— GIVEN RECORDS —
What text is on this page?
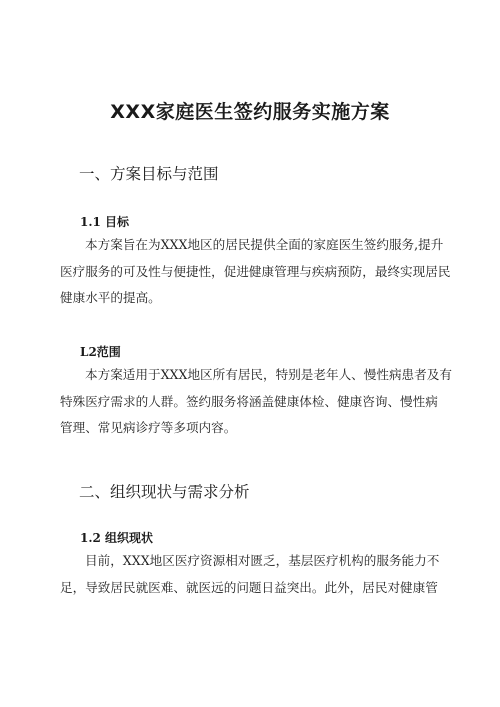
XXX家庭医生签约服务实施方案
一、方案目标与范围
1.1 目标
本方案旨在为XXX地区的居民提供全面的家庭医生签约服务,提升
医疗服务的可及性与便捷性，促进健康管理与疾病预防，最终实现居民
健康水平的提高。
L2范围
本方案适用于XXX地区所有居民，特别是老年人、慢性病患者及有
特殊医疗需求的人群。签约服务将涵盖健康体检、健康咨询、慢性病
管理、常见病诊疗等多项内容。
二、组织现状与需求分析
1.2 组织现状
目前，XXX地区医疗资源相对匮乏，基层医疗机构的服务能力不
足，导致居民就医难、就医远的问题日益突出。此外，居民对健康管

— WHAT THE EXERCISE ASKS —
Quote all the records verbatim, dropping any pictures from your copy.

— EXERCISE RESULT —
What text is on this page?
XXX家庭医生签约服务实施方案
一、方案目标与范围
1.1 目标
本方案旨在为XXX地区的居民提供全面的家庭医生签约服务,提升
医疗服务的可及性与便捷性，促进健康管理与疾病预防，最终实现居民
健康水平的提高。
L2范围
本方案适用于XXX地区所有居民，特别是老年人、慢性病患者及有
特殊医疗需求的人群。签约服务将涵盖健康体检、健康咨询、慢性病
管理、常见病诊疗等多项内容。
二、组织现状与需求分析
1.2 组织现状
目前，XXX地区医疗资源相对匮乏，基层医疗机构的服务能力不
足，导致居民就医难、就医远的问题日益突出。此外，居民对健康管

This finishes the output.